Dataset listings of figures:

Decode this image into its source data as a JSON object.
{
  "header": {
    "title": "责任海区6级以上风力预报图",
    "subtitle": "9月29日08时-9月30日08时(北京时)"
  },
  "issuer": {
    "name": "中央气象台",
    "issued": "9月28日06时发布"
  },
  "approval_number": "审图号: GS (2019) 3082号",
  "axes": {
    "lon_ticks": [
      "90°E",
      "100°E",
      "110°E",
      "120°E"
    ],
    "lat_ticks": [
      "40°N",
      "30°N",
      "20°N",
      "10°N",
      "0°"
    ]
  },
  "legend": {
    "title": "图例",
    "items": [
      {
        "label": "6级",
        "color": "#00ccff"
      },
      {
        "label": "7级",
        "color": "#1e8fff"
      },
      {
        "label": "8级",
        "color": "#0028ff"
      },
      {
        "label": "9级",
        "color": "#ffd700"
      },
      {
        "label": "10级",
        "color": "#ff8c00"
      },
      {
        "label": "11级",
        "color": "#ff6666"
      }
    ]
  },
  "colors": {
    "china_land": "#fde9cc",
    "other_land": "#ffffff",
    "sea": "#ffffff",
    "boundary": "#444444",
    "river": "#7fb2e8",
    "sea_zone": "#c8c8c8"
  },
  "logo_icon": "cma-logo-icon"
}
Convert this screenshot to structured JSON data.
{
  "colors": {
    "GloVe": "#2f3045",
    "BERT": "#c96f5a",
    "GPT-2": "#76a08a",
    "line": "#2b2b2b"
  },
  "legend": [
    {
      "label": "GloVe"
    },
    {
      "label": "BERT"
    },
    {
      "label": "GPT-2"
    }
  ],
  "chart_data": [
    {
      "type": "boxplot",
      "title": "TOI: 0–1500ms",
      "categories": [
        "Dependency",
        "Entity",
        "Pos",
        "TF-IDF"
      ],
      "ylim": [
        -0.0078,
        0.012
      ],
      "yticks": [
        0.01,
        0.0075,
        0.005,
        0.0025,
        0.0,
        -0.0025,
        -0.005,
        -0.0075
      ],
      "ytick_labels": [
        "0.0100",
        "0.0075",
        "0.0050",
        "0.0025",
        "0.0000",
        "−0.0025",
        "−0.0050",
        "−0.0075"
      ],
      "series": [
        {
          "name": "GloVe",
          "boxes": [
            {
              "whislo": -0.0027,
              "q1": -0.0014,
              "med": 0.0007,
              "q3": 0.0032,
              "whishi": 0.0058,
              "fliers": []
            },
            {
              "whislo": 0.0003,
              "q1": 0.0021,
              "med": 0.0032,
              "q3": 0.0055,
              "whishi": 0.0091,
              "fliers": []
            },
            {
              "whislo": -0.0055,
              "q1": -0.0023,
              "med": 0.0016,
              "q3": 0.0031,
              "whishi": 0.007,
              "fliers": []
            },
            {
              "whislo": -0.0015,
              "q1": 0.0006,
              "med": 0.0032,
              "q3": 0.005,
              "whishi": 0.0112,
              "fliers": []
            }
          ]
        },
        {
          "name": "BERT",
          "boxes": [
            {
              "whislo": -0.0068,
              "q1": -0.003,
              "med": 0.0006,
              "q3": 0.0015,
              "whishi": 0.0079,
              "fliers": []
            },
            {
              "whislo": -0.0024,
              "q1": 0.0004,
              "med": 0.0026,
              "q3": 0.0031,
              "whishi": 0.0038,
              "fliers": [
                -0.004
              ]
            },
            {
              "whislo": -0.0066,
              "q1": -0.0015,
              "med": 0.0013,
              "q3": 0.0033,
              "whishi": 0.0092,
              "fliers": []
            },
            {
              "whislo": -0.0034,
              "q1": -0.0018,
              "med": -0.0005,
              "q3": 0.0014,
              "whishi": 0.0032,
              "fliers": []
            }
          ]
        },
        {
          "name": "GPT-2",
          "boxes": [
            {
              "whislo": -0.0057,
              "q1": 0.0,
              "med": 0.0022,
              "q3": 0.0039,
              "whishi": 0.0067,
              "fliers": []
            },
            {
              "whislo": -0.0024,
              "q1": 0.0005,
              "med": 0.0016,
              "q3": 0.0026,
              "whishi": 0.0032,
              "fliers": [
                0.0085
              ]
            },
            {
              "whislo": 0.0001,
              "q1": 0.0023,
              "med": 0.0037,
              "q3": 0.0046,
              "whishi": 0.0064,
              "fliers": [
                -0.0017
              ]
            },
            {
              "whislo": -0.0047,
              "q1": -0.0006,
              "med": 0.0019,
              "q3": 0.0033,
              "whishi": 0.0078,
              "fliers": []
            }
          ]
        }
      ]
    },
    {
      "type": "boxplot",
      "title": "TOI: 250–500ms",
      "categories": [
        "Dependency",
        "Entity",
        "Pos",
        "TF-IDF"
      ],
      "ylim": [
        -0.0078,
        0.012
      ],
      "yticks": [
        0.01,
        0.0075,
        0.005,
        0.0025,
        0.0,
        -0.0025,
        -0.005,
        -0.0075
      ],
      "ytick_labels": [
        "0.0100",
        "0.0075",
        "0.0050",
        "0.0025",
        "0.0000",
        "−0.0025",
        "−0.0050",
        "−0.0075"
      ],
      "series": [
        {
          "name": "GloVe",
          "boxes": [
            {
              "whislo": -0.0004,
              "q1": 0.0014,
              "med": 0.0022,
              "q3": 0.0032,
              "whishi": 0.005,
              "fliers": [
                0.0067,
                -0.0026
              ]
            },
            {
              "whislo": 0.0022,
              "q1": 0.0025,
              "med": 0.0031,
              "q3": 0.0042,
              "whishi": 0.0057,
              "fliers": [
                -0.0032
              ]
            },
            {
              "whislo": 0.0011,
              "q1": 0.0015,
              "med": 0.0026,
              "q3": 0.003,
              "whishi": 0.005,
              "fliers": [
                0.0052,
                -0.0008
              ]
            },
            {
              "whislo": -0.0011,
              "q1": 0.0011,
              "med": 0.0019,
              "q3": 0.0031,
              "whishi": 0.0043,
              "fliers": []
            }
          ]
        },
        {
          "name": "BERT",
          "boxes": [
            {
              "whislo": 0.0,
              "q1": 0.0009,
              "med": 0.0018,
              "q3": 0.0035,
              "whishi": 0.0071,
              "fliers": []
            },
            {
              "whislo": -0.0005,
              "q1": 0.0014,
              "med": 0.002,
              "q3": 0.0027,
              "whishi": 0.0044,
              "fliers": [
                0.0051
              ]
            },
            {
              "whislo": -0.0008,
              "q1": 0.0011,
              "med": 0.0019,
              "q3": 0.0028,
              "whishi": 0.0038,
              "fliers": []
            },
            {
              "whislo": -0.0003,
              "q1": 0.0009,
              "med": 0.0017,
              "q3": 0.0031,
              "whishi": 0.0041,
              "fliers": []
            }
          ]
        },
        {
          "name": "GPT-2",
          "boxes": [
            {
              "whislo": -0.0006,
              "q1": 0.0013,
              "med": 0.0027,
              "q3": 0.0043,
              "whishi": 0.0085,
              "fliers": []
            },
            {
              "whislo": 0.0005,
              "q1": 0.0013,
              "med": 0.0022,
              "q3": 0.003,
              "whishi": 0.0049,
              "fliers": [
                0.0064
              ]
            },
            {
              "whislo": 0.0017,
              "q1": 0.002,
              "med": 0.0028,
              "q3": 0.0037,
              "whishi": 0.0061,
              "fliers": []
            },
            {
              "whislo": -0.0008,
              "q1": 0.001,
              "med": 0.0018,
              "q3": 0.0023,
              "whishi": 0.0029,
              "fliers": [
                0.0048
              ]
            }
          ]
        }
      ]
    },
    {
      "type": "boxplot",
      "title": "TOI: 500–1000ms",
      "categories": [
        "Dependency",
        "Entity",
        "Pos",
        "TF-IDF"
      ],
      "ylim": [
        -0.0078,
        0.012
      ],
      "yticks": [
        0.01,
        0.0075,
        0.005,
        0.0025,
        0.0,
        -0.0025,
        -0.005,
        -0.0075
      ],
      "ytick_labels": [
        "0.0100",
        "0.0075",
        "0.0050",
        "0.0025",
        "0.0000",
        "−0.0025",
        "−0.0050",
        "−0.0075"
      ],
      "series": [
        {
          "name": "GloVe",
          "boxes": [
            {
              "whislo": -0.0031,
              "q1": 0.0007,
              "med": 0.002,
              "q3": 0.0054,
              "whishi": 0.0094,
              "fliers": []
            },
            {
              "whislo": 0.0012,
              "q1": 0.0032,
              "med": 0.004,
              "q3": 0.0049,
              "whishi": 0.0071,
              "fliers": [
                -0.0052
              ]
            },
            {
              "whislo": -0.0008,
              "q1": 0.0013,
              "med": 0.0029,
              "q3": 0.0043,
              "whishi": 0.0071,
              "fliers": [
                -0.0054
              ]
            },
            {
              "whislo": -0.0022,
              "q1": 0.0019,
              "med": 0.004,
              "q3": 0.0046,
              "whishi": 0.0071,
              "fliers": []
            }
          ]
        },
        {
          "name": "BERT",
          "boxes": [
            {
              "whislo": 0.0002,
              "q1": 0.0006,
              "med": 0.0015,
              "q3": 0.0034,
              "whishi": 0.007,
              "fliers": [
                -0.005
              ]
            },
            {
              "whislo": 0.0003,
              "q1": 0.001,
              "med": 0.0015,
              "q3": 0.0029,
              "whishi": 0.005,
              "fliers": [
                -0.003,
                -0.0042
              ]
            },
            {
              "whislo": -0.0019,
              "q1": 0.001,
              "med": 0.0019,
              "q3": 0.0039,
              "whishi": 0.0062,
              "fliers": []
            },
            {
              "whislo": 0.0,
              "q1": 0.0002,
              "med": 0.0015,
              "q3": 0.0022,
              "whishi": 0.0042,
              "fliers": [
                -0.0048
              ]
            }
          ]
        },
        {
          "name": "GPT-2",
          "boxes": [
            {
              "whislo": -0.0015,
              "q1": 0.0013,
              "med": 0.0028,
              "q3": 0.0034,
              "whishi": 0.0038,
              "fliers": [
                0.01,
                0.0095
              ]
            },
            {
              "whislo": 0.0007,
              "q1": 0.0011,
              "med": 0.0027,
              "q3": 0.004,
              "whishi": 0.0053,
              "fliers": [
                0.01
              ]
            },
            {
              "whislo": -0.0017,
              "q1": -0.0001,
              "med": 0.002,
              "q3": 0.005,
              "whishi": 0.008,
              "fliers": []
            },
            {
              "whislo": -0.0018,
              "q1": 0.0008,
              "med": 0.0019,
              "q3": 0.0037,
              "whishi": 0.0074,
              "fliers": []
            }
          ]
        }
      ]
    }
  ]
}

Exercise directions - Report the number of lines above containing the word "this", with no other text.

Exercise result - 2